»»

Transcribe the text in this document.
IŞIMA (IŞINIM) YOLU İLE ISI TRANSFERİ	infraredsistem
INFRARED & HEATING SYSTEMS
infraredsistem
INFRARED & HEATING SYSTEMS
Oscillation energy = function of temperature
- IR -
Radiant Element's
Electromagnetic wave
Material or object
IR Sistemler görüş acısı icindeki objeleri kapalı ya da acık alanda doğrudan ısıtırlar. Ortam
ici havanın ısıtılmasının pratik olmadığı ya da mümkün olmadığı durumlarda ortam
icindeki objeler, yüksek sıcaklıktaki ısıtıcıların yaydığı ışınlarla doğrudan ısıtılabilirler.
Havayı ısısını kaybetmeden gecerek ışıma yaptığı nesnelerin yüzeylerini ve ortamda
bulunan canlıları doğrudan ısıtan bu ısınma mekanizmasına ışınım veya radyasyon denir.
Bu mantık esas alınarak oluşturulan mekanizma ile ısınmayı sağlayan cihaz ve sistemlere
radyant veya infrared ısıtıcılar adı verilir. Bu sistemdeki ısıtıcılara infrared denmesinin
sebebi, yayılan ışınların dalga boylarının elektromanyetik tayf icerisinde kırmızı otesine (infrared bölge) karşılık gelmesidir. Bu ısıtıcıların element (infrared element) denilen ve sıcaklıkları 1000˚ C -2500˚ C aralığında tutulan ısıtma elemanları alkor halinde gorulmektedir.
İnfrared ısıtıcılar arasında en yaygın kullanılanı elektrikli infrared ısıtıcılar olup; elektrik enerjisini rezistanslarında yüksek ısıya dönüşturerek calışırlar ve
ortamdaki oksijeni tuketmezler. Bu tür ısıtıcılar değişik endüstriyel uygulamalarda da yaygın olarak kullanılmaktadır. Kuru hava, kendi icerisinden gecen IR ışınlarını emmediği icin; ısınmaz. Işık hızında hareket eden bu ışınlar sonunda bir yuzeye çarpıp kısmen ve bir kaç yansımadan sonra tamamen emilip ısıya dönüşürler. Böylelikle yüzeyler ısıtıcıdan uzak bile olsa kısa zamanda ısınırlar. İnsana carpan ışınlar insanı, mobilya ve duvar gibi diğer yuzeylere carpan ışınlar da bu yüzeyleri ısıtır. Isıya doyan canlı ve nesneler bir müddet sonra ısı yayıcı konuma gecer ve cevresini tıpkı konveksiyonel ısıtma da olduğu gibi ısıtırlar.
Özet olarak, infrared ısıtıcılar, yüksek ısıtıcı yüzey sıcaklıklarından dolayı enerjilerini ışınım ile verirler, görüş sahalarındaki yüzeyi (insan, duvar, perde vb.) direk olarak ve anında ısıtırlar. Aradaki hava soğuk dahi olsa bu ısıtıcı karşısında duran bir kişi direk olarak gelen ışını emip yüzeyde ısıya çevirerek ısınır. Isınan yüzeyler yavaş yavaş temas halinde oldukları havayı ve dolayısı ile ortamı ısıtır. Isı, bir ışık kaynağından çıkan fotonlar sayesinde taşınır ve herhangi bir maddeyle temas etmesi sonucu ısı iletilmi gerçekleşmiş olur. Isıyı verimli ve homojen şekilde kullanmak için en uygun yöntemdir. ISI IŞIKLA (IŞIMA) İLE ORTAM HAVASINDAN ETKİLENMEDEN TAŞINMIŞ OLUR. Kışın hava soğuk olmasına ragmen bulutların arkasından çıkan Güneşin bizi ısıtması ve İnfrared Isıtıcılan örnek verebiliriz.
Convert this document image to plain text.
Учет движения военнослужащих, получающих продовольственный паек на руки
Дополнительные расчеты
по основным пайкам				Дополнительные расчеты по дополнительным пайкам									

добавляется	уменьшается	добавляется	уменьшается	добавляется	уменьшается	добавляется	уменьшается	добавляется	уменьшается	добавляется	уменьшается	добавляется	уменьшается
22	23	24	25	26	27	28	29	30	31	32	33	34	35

««

> _SET EXERCISE_:
Only lines with the word "ısıtıcıların" are wanted, so copy each one from the records.

> _RESPONSE TO THIS EXERCISE_:
icindeki objeler, yüksek sıcaklıktaki ısıtıcıların yaydığı ışınlarla doğrudan ısıtılabilirler.
sebebi, yayılan ışınların dalga boylarının elektromanyetik tayf icerisinde kırmızı otesine (infrared bölge) karşılık gelmesidir. Bu ısıtıcıların element (infrared element) denilen ve sıcaklıkları 1000˚ C -2500˚ C aralığında tutulan ısıtma elemanları alkor halinde gorulmektedir.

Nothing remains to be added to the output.